Exercise requirements
Rewrite the rows as a numbered list with blank lines omitted, starting at the line that contains "91, 312, 110]" and ending after the line that contains "81, 280, 120]".

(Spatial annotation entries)
____________________

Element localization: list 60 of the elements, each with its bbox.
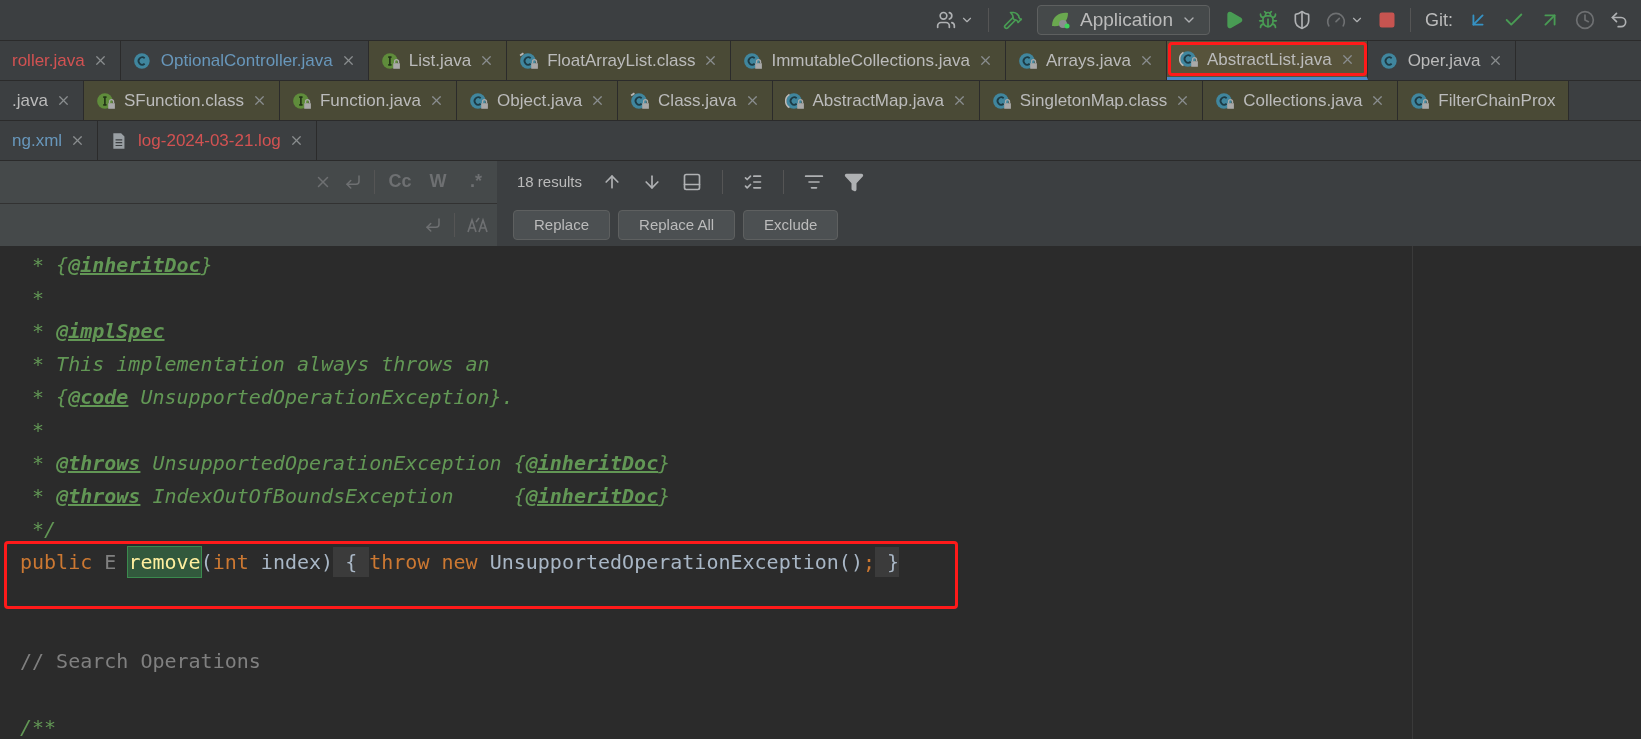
interface-icon	[291, 91, 312, 110]
find-action-button[interactable]: Exclude	[743, 209, 839, 240]
editor-tab[interactable]: Arrays.java	[1005, 41, 1167, 80]
editor-tab[interactable]: SingletonMap.class	[979, 81, 1204, 120]
editor-tab[interactable]: SFunction.class	[83, 81, 280, 120]
code-line: *	[31, 416, 46, 444]
class-icon	[1178, 50, 1199, 68]
shield-icon[interactable]	[1292, 10, 1312, 30]
class-icon	[784, 91, 805, 110]
filter-icon[interactable]	[844, 172, 865, 193]
replace-field[interactable]	[0, 203, 497, 246]
run-config-dropdown[interactable]: Application	[1037, 5, 1210, 35]
preserve-case-icon[interactable]	[467, 215, 489, 234]
git-label: Git:	[1425, 8, 1453, 32]
editor-tab[interactable]: Class.java	[618, 81, 773, 120]
clock-icon[interactable]	[1575, 10, 1595, 30]
editor-tab[interactable]: ImmutableCollections.java	[731, 41, 1006, 80]
code-line: * @throws UnsupportedOperationException {@inheritDoc}	[31, 449, 672, 477]
code-line: // Search Operations	[19, 647, 262, 675]
undo-icon[interactable]	[1609, 10, 1629, 30]
class-icon	[1410, 91, 1431, 110]
interface-icon	[95, 91, 116, 110]
editor-tab[interactable]: AbstractMap.java	[772, 81, 980, 120]
code-line: public E remove(int index) { throw new UnsupportedOperationException(); }	[0, 545, 1412, 578]
user-icon[interactable]	[936, 10, 957, 30]
editor-tab[interactable]: FloatArrayList.class	[507, 41, 732, 80]
class-icon	[743, 51, 764, 70]
class-icon	[1379, 51, 1400, 70]
find-action-button[interactable]: Replace All	[618, 209, 736, 240]
class-icon	[991, 91, 1012, 110]
find-action-button[interactable]: Replace	[513, 209, 611, 240]
class-icon	[630, 91, 651, 110]
hammer-icon[interactable]	[1003, 10, 1024, 30]
editor-tab[interactable]: Function.java	[279, 81, 458, 120]
code-line: /**	[19, 713, 58, 739]
code-line: * {@inheritDoc}	[31, 251, 214, 279]
editor-tab[interactable]: List.java	[368, 41, 508, 80]
result-count: 18 results	[516, 172, 583, 192]
gauge-icon[interactable]	[1326, 10, 1346, 30]
interface-icon	[380, 51, 401, 70]
bug-icon[interactable]	[1258, 10, 1278, 30]
code-line: * @throws IndexOutOfBoundsException {@inheritDoc}	[31, 482, 672, 510]
code-line: * {@code UnsupportedOperationException}.	[31, 383, 515, 411]
editor-tab[interactable]: Collections.java	[1203, 81, 1399, 120]
class-icon	[519, 51, 540, 70]
newline-icon[interactable]	[424, 215, 442, 234]
editor-tab[interactable]: FilterChainProx	[1398, 81, 1569, 120]
class-icon	[1215, 91, 1236, 110]
code-line: *	[31, 284, 46, 312]
stop-icon[interactable]	[1378, 11, 1396, 29]
code-line: * @implSpec	[31, 317, 166, 345]
class-icon	[1017, 51, 1038, 70]
newline-icon[interactable]	[344, 172, 362, 191]
editor-tab[interactable]: Object.java	[457, 81, 619, 120]
class-icon	[132, 51, 153, 70]
code-line: * This implementation always throws an	[31, 350, 491, 378]
class-icon	[469, 91, 490, 110]
code-line: */	[31, 515, 58, 543]
run-icon[interactable]	[1224, 10, 1244, 30]
panel-icon[interactable]	[682, 172, 703, 193]
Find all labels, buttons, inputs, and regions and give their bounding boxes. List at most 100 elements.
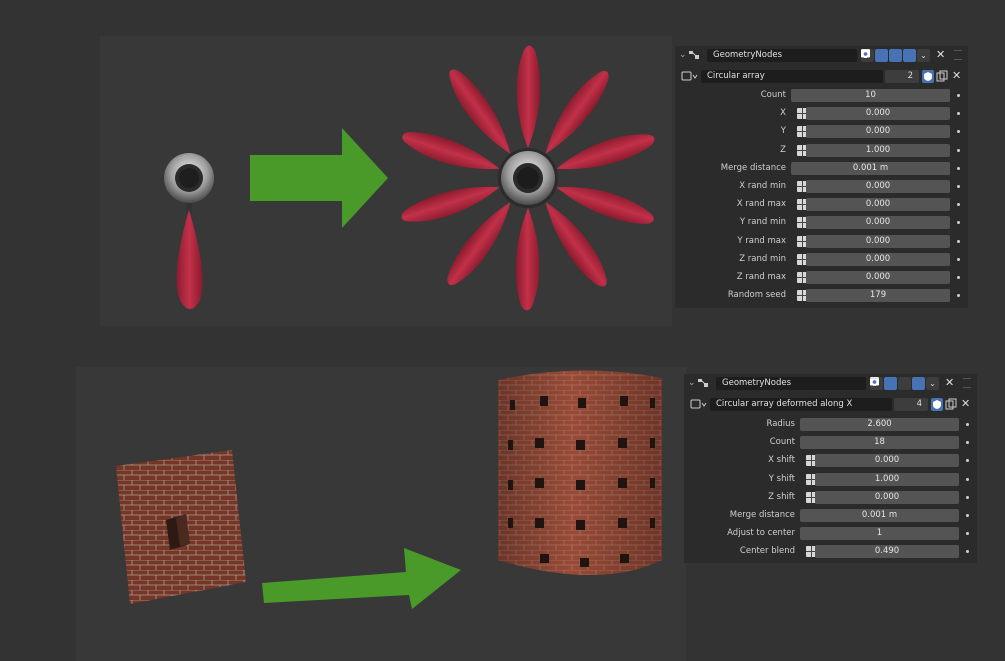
param-row: Adjust to center 1: [684, 526, 977, 541]
keyframe-dot-icon[interactable]: [966, 495, 969, 499]
keyframe-dot-icon[interactable]: [966, 532, 969, 536]
param-field-y-rand-max[interactable]: 0.000: [806, 234, 950, 248]
param-row: Z rand min 0.000: [675, 252, 968, 267]
param-row: Merge distance 0.001 m: [684, 508, 977, 523]
close-icon[interactable]: ✕: [945, 376, 954, 389]
param-field-random-seed[interactable]: 179: [806, 289, 950, 303]
param-field-count[interactable]: 10: [791, 89, 950, 102]
param-field-z-shift[interactable]: 0.000: [815, 490, 959, 504]
node-tree-field[interactable]: GeometryNodes: [707, 49, 857, 62]
param-field-x-shift[interactable]: 0.000: [815, 454, 959, 468]
param-row: Center blend 0.490: [684, 544, 977, 559]
keyframe-dot-icon[interactable]: [966, 477, 969, 481]
node-tree-icon[interactable]: [698, 378, 709, 388]
param-field-y-shift[interactable]: 1.000: [815, 472, 959, 486]
duplicate-icon[interactable]: [945, 398, 957, 411]
keyframe-dot-icon[interactable]: [966, 441, 969, 445]
param-field-x-rand-min[interactable]: 0.000: [806, 180, 950, 193]
keyframe-dot-icon[interactable]: [957, 185, 960, 188]
param-row: X rand max 0.000: [675, 197, 968, 212]
keyframe-dot-icon[interactable]: [966, 514, 969, 517]
keyframe-dot-icon[interactable]: [966, 550, 969, 554]
unlink-icon[interactable]: ✕: [952, 69, 961, 82]
param-field-merge-distance[interactable]: 0.001 m: [791, 161, 950, 175]
param-label-merge-distance: Merge distance: [720, 162, 786, 173]
keyframe-dot-icon[interactable]: [957, 257, 960, 261]
cage-toggle-icon[interactable]: [861, 49, 888, 62]
param-field-z-rand-min[interactable]: 0.000: [806, 252, 950, 266]
param-field-z[interactable]: 1.000: [806, 143, 950, 157]
viewport-display-icon[interactable]: [861, 49, 902, 62]
keyframe-dot-icon[interactable]: [957, 112, 960, 116]
param-row: Radius 2.600: [684, 417, 977, 432]
modifier-panel-circular-array: ⌄ GeometryNodes ⌄ ✕ Circular array 2 ✕ C…: [675, 46, 968, 308]
dropdown-chevron-icon[interactable]: ⌄: [926, 377, 939, 390]
param-field-count[interactable]: 18: [800, 436, 959, 450]
param-row: Y shift 1.000: [684, 472, 977, 487]
keyframe-dot-icon[interactable]: [957, 239, 960, 243]
render-camera-icon[interactable]: [861, 49, 916, 62]
param-label-y-shift: Y shift: [768, 473, 795, 484]
keyframe-dot-icon[interactable]: [957, 94, 960, 97]
keyframe-dot-icon[interactable]: [966, 459, 969, 463]
viewport-display-icon[interactable]: [870, 377, 911, 390]
param-label-z-rand-max: Z rand max: [736, 272, 786, 282]
keyframe-dot-icon[interactable]: [957, 148, 960, 152]
keyframe-dot-icon[interactable]: [957, 294, 960, 298]
keyframe-dot-icon[interactable]: [957, 130, 960, 134]
keyframe-dot-icon[interactable]: [966, 423, 969, 426]
user-count[interactable]: 2: [885, 70, 919, 83]
param-row: Count 18: [684, 435, 977, 450]
duplicate-icon[interactable]: [936, 70, 948, 83]
node-tree-icon[interactable]: [689, 50, 700, 60]
modifier-name-field[interactable]: Circular array: [701, 70, 883, 83]
node-group-icon[interactable]: [681, 71, 699, 82]
node-group-icon[interactable]: [690, 399, 708, 410]
param-label-x-rand-min: X rand min: [739, 181, 786, 191]
keyframe-dot-icon[interactable]: [957, 276, 960, 279]
param-field-y-rand-min[interactable]: 0.000: [806, 216, 950, 230]
param-label-count: Count: [760, 90, 786, 100]
render-camera-icon[interactable]: [870, 377, 925, 390]
panel-header: ⌄ GeometryNodes ⌄ ✕: [684, 374, 977, 394]
close-icon[interactable]: ✕: [936, 48, 945, 61]
param-row: Z 1.000: [675, 143, 968, 158]
param-label-merge-distance: Merge distance: [729, 510, 795, 520]
unlink-icon[interactable]: ✕: [961, 397, 970, 410]
param-field-merge-distance[interactable]: 0.001 m: [800, 509, 959, 522]
fake-user-shield-icon[interactable]: [922, 70, 934, 83]
collapse-chevron-icon[interactable]: ⌄: [679, 50, 687, 60]
drag-handle-icon[interactable]: [963, 378, 971, 388]
param-field-radius[interactable]: 2.600: [800, 418, 959, 431]
param-row: Z shift 0.000: [684, 490, 977, 505]
param-label-random-seed: Random seed: [727, 290, 786, 301]
brick-tower: [498, 370, 662, 575]
param-label-radius: Radius: [766, 419, 795, 429]
param-field-x[interactable]: 0.000: [806, 107, 950, 121]
param-field-z-rand-max[interactable]: 0.000: [806, 271, 950, 284]
param-field-center-blend[interactable]: 0.490: [815, 545, 959, 559]
arrow-right-icon: [250, 128, 388, 228]
param-row: X rand min 0.000: [675, 179, 968, 194]
keyframe-dot-icon[interactable]: [957, 221, 960, 225]
node-tree-field[interactable]: GeometryNodes: [716, 377, 866, 390]
param-row: Y rand min 0.000: [675, 215, 968, 230]
cage-toggle-icon[interactable]: [870, 377, 897, 390]
modifier-panel-circular-array-deformed: ⌄ GeometryNodes ⌄ ✕ Circular array defor…: [684, 374, 977, 563]
collapse-chevron-icon[interactable]: ⌄: [688, 378, 696, 388]
param-row: X 0.000: [675, 106, 968, 121]
param-field-x-rand-max[interactable]: 0.000: [806, 198, 950, 212]
param-field-adjust-to-center[interactable]: 1: [800, 527, 959, 541]
fake-user-shield-icon[interactable]: [931, 398, 943, 411]
param-row: Y 0.000: [675, 124, 968, 139]
keyframe-dot-icon[interactable]: [957, 203, 960, 207]
param-row: Random seed 179: [675, 288, 968, 303]
dropdown-chevron-icon[interactable]: ⌄: [917, 49, 930, 62]
user-count[interactable]: 4: [894, 398, 928, 411]
drag-handle-icon[interactable]: [954, 50, 962, 60]
param-field-y[interactable]: 0.000: [806, 125, 950, 139]
modifier-name-field[interactable]: Circular array deformed along X: [710, 398, 892, 411]
param-row: X shift 0.000: [684, 453, 977, 468]
keyframe-dot-icon[interactable]: [957, 166, 960, 170]
modifier-row: Circular array 2 ✕: [675, 69, 968, 85]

____________________

Result
1. interface-icon	[291, 91, 312, 110]
2. find-action-button[interactable]: Exclude	[743, 209, 839, 240]
3. editor-tab[interactable]: Arrays.java	[1005, 41, 1167, 80]
4. editor-tab[interactable]: SingletonMap.class	[979, 81, 1204, 120]
5. editor-tab[interactable]: SFunction.class	[83, 81, 280, 120]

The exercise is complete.